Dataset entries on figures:
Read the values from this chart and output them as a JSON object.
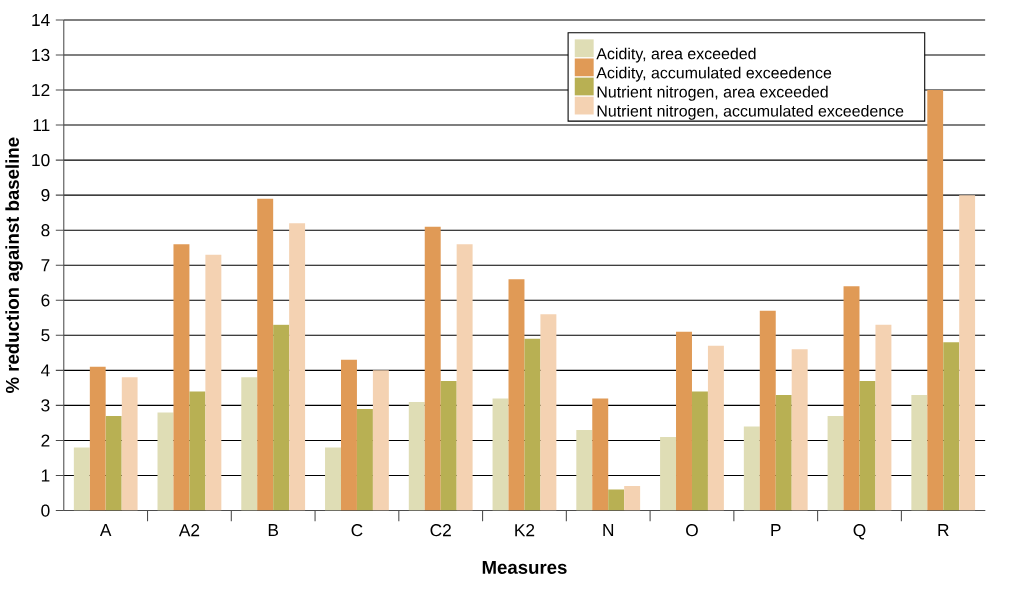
{
  "chart_data": {
    "type": "bar",
    "xlabel": "Measures",
    "ylabel": "% reduction against baseline",
    "categories": [
      "A",
      "A2",
      "B",
      "C",
      "C2",
      "K2",
      "N",
      "O",
      "P",
      "Q",
      "R"
    ],
    "series": [
      {
        "name": "Acidity, area exceeded",
        "color": "#dfddb5",
        "values": [
          1.8,
          2.8,
          3.8,
          1.8,
          3.1,
          3.2,
          2.3,
          2.1,
          2.4,
          2.7,
          3.3
        ]
      },
      {
        "name": "Acidity, accumulated exceedence",
        "color": "#e09a56",
        "values": [
          4.1,
          7.6,
          8.9,
          4.3,
          8.1,
          6.6,
          3.2,
          5.1,
          5.7,
          6.4,
          12.0
        ]
      },
      {
        "name": "Nutrient nitrogen, area exceeded",
        "color": "#b8b053",
        "values": [
          2.7,
          3.4,
          5.3,
          2.9,
          3.7,
          4.9,
          0.6,
          3.4,
          3.3,
          3.7,
          4.8
        ]
      },
      {
        "name": "Nutrient nitrogen, accumulated exceedence",
        "color": "#f4d2b2",
        "values": [
          3.8,
          7.3,
          8.2,
          4.0,
          7.6,
          5.6,
          0.7,
          4.7,
          4.6,
          5.3,
          9.0
        ]
      }
    ],
    "ylim": [
      0,
      14
    ],
    "yticks": [
      0,
      1,
      2,
      3,
      4,
      5,
      6,
      7,
      8,
      9,
      10,
      11,
      12,
      13,
      14
    ],
    "grid": "y",
    "legend": "top right"
  }
}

> [TASK REQUIREMENTS]:
Select all lines in the listing above where the word "area" appears, and show them.

> [ANSWER TO THIS TASK]:
        "name": "Acidity, area exceeded",
        "name": "Nutrient nitrogen, area exceeded",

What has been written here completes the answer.